═══ EXERCISE MATERIALS
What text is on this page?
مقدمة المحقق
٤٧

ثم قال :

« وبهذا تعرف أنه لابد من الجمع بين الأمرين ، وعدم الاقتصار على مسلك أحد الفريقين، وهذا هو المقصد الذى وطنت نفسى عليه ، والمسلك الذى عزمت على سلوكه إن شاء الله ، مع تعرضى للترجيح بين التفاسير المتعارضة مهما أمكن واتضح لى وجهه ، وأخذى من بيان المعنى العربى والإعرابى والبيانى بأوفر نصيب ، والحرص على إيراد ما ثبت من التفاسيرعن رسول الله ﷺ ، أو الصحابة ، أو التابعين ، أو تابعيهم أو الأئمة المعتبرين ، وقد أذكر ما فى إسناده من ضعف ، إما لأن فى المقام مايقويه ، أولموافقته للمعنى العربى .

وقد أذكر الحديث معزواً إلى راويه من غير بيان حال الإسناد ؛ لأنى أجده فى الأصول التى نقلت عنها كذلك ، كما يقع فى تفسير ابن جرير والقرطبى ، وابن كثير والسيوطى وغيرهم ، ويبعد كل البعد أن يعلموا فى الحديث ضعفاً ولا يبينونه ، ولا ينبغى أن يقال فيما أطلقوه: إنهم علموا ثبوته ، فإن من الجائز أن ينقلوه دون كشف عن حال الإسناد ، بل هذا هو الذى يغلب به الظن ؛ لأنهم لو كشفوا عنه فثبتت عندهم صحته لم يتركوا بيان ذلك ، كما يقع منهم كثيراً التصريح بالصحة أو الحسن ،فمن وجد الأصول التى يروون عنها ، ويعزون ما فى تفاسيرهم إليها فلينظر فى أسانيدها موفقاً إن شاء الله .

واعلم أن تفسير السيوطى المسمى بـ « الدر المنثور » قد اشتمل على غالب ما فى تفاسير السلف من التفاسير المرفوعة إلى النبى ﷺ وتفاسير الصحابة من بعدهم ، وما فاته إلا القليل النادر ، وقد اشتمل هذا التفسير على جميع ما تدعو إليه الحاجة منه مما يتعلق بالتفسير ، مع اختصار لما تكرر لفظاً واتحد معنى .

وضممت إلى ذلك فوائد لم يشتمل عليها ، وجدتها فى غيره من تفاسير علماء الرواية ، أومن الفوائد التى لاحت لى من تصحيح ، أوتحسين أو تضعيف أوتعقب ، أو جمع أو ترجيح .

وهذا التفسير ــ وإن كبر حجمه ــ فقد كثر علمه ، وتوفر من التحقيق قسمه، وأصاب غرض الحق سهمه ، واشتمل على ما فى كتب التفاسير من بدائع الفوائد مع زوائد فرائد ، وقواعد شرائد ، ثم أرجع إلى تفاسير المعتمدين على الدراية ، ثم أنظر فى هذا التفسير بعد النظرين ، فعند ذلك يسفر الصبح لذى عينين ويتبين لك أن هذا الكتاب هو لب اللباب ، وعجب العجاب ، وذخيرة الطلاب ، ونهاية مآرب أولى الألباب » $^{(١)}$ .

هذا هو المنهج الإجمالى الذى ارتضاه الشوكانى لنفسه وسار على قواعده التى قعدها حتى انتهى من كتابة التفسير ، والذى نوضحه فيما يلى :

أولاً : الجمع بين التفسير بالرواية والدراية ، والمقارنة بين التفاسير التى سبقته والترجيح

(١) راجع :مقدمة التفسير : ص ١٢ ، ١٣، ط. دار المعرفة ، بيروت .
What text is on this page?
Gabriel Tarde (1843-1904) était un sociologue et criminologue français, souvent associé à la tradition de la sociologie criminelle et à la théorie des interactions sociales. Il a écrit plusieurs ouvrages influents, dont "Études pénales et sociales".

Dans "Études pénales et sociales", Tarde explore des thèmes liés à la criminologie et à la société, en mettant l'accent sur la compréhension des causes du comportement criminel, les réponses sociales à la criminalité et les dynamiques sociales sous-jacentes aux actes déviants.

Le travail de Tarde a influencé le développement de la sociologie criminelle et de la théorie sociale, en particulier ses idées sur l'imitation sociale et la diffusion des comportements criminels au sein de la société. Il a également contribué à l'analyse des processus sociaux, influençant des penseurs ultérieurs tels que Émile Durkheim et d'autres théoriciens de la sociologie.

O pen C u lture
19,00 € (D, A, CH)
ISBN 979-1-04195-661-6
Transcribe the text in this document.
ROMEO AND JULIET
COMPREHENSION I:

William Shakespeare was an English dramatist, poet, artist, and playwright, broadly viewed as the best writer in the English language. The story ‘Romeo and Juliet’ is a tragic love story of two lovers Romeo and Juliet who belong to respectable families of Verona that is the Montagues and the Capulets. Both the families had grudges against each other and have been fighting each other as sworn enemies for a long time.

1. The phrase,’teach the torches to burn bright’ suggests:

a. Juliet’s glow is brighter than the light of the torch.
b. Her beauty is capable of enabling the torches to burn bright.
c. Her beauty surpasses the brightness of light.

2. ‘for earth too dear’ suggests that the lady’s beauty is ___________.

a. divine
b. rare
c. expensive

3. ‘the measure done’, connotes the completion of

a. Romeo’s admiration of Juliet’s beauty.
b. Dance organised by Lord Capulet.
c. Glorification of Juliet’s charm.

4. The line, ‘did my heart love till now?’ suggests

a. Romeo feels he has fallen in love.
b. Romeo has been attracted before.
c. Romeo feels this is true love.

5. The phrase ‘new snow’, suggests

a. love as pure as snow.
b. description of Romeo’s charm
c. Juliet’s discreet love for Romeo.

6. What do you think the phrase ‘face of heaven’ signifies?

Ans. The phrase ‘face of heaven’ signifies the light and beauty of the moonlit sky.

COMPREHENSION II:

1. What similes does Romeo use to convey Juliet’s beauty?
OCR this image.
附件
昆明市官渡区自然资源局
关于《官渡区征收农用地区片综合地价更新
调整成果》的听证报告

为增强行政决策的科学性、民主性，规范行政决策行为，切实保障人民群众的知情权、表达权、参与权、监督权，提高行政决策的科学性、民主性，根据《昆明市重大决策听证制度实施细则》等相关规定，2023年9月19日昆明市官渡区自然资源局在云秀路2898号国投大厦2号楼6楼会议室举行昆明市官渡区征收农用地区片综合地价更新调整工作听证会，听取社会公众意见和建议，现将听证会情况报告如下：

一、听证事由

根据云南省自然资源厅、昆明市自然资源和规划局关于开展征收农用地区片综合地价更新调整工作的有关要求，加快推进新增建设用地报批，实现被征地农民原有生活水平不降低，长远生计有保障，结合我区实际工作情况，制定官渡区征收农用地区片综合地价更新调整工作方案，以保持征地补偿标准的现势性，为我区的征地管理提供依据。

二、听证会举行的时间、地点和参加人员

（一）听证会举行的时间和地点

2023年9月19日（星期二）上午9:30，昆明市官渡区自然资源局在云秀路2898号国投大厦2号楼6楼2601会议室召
══════
INSTRUCTION:
Transcribe the material above word for word.

WRITTEN ANSWER:
What text is on this page?
مقدمة المحقق
٤٧

ثم قال :

« وبهذا تعرف أنه لابد من الجمع بين الأمرين ، وعدم الاقتصار على مسلك أحد الفريقين، وهذا هو المقصد الذى وطنت نفسى عليه ، والمسلك الذى عزمت على سلوكه إن شاء الله ، مع تعرضى للترجيح بين التفاسير المتعارضة مهما أمكن واتضح لى وجهه ، وأخذى من بيان المعنى العربى والإعرابى والبيانى بأوفر نصيب ، والحرص على إيراد ما ثبت من التفاسيرعن رسول الله ﷺ ، أو الصحابة ، أو التابعين ، أو تابعيهم أو الأئمة المعتبرين ، وقد أذكر ما فى إسناده من ضعف ، إما لأن فى المقام مايقويه ، أولموافقته للمعنى العربى .

وقد أذكر الحديث معزواً إلى راويه من غير بيان حال الإسناد ؛ لأنى أجده فى الأصول التى نقلت عنها كذلك ، كما يقع فى تفسير ابن جرير والقرطبى ، وابن كثير والسيوطى وغيرهم ، ويبعد كل البعد أن يعلموا فى الحديث ضعفاً ولا يبينونه ، ولا ينبغى أن يقال فيما أطلقوه: إنهم علموا ثبوته ، فإن من الجائز أن ينقلوه دون كشف عن حال الإسناد ، بل هذا هو الذى يغلب به الظن ؛ لأنهم لو كشفوا عنه فثبتت عندهم صحته لم يتركوا بيان ذلك ، كما يقع منهم كثيراً التصريح بالصحة أو الحسن ،فمن وجد الأصول التى يروون عنها ، ويعزون ما فى تفاسيرهم إليها فلينظر فى أسانيدها موفقاً إن شاء الله .

واعلم أن تفسير السيوطى المسمى بـ « الدر المنثور » قد اشتمل على غالب ما فى تفاسير السلف من التفاسير المرفوعة إلى النبى ﷺ وتفاسير الصحابة من بعدهم ، وما فاته إلا القليل النادر ، وقد اشتمل هذا التفسير على جميع ما تدعو إليه الحاجة منه مما يتعلق بالتفسير ، مع اختصار لما تكرر لفظاً واتحد معنى .

وضممت إلى ذلك فوائد لم يشتمل عليها ، وجدتها فى غيره من تفاسير علماء الرواية ، أومن الفوائد التى لاحت لى من تصحيح ، أوتحسين أو تضعيف أوتعقب ، أو جمع أو ترجيح .

وهذا التفسير ــ وإن كبر حجمه ــ فقد كثر علمه ، وتوفر من التحقيق قسمه، وأصاب غرض الحق سهمه ، واشتمل على ما فى كتب التفاسير من بدائع الفوائد مع زوائد فرائد ، وقواعد شرائد ، ثم أرجع إلى تفاسير المعتمدين على الدراية ، ثم أنظر فى هذا التفسير بعد النظرين ، فعند ذلك يسفر الصبح لذى عينين ويتبين لك أن هذا الكتاب هو لب اللباب ، وعجب العجاب ، وذخيرة الطلاب ، ونهاية مآرب أولى الألباب » $^{(١)}$ .

هذا هو المنهج الإجمالى الذى ارتضاه الشوكانى لنفسه وسار على قواعده التى قعدها حتى انتهى من كتابة التفسير ، والذى نوضحه فيما يلى :

أولاً : الجمع بين التفسير بالرواية والدراية ، والمقارنة بين التفاسير التى سبقته والترجيح

(١) راجع :مقدمة التفسير : ص ١٢ ، ١٣، ط. دار المعرفة ، بيروت .
What text is on this page?
Gabriel Tarde (1843-1904) était un sociologue et criminologue français, souvent associé à la tradition de la sociologie criminelle et à la théorie des interactions sociales. Il a écrit plusieurs ouvrages influents, dont "Études pénales et sociales".

Dans "Études pénales et sociales", Tarde explore des thèmes liés à la criminologie et à la société, en mettant l'accent sur la compréhension des causes du comportement criminel, les réponses sociales à la criminalité et les dynamiques sociales sous-jacentes aux actes déviants.

Le travail de Tarde a influencé le développement de la sociologie criminelle et de la théorie sociale, en particulier ses idées sur l'imitation sociale et la diffusion des comportements criminels au sein de la société. Il a également contribué à l'analyse des processus sociaux, influençant des penseurs ultérieurs tels que Émile Durkheim et d'autres théoriciens de la sociologie.

O pen C u lture
19,00 € (D, A, CH)
ISBN 979-1-04195-661-6
Transcribe the text in this document.
ROMEO AND JULIET
COMPREHENSION I:

William Shakespeare was an English dramatist, poet, artist, and playwright, broadly viewed as the best writer in the English language. The story ‘Romeo and Juliet’ is a tragic love story of two lovers Romeo and Juliet who belong to respectable families of Verona that is the Montagues and the Capulets. Both the families had grudges against each other and have been fighting each other as sworn enemies for a long time.

1. The phrase,’teach the torches to burn bright’ suggests:

a. Juliet’s glow is brighter than the light of the torch.
b. Her beauty is capable of enabling the torches to burn bright.
c. Her beauty surpasses the brightness of light.

2. ‘for earth too dear’ suggests that the lady’s beauty is ___________.

a. divine
b. rare
c. expensive

3. ‘the measure done’, connotes the completion of

a. Romeo’s admiration of Juliet’s beauty.
b. Dance organised by Lord Capulet.
c. Glorification of Juliet’s charm.

4. The line, ‘did my heart love till now?’ suggests

a. Romeo feels he has fallen in love.
b. Romeo has been attracted before.
c. Romeo feels this is true love.

5. The phrase ‘new snow’, suggests

a. love as pure as snow.
b. description of Romeo’s charm
c. Juliet’s discreet love for Romeo.

6. What do you think the phrase ‘face of heaven’ signifies?

Ans. The phrase ‘face of heaven’ signifies the light and beauty of the moonlit sky.

COMPREHENSION II:

1. What similes does Romeo use to convey Juliet’s beauty?
OCR this image.
附件
昆明市官渡区自然资源局
关于《官渡区征收农用地区片综合地价更新
调整成果》的听证报告

为增强行政决策的科学性、民主性，规范行政决策行为，切实保障人民群众的知情权、表达权、参与权、监督权，提高行政决策的科学性、民主性，根据《昆明市重大决策听证制度实施细则》等相关规定，2023年9月19日昆明市官渡区自然资源局在云秀路2898号国投大厦2号楼6楼会议室举行昆明市官渡区征收农用地区片综合地价更新调整工作听证会，听取社会公众意见和建议，现将听证会情况报告如下：

一、听证事由

根据云南省自然资源厅、昆明市自然资源和规划局关于开展征收农用地区片综合地价更新调整工作的有关要求，加快推进新增建设用地报批，实现被征地农民原有生活水平不降低，长远生计有保障，结合我区实际工作情况，制定官渡区征收农用地区片综合地价更新调整工作方案，以保持征地补偿标准的现势性，为我区的征地管理提供依据。

二、听证会举行的时间、地点和参加人员

（一）听证会举行的时间和地点

2023年9月19日（星期二）上午9:30，昆明市官渡区自然资源局在云秀路2898号国投大厦2号楼6楼2601会议室召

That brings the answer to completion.